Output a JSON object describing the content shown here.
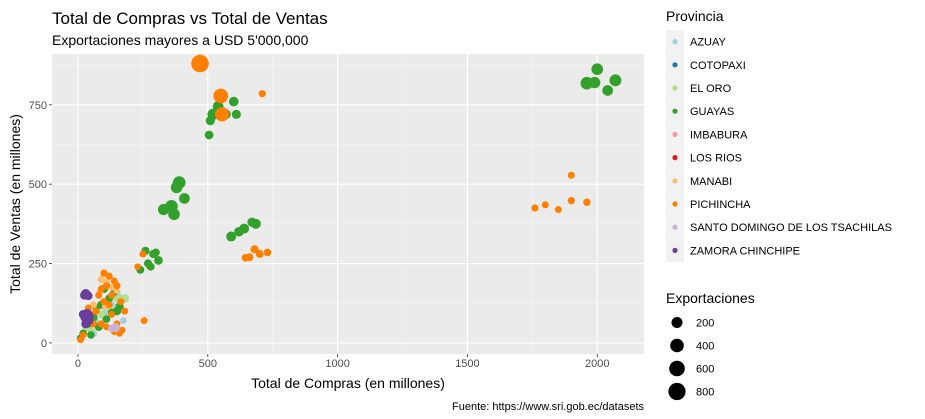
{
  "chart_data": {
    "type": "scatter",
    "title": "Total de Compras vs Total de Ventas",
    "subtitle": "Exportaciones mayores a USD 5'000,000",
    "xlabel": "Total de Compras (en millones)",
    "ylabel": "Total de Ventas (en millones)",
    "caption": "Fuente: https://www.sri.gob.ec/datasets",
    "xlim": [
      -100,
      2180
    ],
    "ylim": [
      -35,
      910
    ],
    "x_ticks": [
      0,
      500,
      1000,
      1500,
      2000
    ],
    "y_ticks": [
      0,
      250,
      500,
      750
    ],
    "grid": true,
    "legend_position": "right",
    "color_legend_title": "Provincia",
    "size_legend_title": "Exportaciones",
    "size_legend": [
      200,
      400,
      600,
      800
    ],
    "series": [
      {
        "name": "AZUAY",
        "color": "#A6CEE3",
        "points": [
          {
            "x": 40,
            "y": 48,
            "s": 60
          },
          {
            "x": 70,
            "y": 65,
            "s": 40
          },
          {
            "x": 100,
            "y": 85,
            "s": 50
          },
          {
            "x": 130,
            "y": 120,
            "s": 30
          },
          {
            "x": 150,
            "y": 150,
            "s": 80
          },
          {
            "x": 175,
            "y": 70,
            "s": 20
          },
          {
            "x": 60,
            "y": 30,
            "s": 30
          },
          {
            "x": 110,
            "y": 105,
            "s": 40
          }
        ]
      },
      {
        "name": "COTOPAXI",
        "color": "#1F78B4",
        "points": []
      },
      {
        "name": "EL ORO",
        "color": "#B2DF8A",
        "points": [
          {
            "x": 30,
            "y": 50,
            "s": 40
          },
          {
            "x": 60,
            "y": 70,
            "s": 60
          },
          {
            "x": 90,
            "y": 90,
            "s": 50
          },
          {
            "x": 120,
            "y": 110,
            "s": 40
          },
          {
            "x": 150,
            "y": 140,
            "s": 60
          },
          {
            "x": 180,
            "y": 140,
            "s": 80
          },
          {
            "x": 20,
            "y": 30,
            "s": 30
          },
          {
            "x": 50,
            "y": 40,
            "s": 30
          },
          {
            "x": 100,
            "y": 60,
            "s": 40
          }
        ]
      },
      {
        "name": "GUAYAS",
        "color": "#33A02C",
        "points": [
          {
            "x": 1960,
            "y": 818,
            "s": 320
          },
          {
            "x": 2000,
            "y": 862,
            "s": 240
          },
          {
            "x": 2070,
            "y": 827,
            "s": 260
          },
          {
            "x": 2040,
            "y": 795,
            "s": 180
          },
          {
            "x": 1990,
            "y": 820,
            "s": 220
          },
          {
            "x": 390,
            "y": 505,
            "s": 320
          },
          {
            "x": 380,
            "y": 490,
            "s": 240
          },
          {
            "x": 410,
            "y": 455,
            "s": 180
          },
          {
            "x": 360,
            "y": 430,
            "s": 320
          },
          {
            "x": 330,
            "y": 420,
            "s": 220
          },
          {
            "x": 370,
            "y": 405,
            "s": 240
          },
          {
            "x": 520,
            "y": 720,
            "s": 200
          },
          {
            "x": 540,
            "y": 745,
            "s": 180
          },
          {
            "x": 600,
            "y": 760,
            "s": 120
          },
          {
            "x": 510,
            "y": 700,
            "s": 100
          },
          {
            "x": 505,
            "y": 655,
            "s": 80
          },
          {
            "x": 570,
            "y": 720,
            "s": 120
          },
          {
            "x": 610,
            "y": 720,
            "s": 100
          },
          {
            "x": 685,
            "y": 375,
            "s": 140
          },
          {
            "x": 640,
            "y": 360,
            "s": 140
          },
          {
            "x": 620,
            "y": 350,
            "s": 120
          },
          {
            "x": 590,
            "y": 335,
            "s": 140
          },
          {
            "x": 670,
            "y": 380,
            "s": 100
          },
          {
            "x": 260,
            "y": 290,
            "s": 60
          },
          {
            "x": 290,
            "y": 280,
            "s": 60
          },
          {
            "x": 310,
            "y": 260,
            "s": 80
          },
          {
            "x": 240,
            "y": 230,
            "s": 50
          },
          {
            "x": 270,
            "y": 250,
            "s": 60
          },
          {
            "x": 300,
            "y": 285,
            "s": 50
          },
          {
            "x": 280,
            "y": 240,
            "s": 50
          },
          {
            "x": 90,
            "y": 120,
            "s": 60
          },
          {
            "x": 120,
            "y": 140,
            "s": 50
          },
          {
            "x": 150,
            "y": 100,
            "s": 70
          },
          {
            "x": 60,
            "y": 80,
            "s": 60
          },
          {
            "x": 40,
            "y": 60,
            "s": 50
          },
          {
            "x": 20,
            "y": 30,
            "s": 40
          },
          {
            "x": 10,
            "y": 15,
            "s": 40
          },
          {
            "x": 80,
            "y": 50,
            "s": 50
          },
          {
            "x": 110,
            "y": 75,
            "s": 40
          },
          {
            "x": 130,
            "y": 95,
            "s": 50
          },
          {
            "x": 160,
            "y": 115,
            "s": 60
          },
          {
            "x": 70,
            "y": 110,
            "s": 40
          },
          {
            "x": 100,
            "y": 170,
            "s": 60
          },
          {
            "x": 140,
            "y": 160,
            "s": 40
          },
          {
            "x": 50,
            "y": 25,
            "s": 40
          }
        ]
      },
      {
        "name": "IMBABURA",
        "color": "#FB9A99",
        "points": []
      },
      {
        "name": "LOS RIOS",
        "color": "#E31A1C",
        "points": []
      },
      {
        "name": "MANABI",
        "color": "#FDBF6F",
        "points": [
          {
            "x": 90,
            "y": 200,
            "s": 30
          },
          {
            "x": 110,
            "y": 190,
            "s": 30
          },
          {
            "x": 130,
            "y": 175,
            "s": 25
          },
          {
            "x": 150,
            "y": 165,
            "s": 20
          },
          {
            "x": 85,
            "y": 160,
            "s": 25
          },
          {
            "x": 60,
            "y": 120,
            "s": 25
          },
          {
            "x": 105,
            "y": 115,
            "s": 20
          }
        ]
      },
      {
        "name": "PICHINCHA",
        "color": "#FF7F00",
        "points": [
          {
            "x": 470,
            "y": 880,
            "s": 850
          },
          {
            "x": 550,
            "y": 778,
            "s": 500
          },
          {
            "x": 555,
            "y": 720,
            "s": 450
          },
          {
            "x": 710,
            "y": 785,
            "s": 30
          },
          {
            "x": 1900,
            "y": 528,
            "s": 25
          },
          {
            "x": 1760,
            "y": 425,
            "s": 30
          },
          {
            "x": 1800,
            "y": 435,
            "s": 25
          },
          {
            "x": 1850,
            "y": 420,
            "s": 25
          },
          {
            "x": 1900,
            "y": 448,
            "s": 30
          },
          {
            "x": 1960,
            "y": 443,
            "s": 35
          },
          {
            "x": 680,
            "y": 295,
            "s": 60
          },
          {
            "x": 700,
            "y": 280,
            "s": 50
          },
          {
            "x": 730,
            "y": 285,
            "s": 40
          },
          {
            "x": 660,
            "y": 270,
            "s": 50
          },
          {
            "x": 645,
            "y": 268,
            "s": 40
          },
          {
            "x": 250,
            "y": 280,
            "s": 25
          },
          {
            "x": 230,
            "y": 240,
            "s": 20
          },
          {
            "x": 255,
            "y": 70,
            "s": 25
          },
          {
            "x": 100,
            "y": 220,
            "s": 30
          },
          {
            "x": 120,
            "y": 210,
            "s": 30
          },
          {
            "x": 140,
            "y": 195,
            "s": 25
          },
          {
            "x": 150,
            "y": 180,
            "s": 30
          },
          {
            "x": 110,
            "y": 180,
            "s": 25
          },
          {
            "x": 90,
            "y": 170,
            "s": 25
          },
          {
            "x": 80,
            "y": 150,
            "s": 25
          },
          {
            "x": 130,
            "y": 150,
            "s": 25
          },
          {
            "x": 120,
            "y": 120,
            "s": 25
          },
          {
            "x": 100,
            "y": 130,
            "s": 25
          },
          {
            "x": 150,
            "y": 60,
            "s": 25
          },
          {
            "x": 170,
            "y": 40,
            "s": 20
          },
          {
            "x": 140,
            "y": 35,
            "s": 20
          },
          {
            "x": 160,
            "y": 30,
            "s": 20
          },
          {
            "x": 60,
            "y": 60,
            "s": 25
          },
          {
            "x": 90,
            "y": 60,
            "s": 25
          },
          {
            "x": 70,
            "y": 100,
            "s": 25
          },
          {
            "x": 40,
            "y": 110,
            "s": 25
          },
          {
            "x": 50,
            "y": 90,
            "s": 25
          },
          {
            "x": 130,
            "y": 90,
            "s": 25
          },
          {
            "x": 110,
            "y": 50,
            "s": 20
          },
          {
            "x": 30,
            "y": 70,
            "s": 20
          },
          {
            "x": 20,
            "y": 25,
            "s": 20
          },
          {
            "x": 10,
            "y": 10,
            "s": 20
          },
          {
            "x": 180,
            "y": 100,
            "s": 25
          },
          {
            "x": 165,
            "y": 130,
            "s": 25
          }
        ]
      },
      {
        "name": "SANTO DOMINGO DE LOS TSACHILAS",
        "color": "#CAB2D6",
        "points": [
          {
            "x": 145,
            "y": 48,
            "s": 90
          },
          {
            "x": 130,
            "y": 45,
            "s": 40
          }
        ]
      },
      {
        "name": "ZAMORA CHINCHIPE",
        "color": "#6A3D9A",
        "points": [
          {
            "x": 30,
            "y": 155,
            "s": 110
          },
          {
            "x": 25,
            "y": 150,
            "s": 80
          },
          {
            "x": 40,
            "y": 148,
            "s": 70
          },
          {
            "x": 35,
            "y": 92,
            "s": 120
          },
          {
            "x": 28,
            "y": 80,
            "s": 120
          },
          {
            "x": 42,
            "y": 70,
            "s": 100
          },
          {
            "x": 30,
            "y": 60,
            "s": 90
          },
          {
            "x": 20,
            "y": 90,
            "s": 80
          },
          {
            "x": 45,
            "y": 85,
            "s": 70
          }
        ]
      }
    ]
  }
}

┄┄┄┄┄┄┄┄┄┄┄┄┄┄┄┄┄┄┄┄

__Problem to solve__: Show the lines that mention the word "Compras".

__The answer__:
    "title": "Total de Compras vs Total de Ventas",
    "xlabel": "Total de Compras (en millones)",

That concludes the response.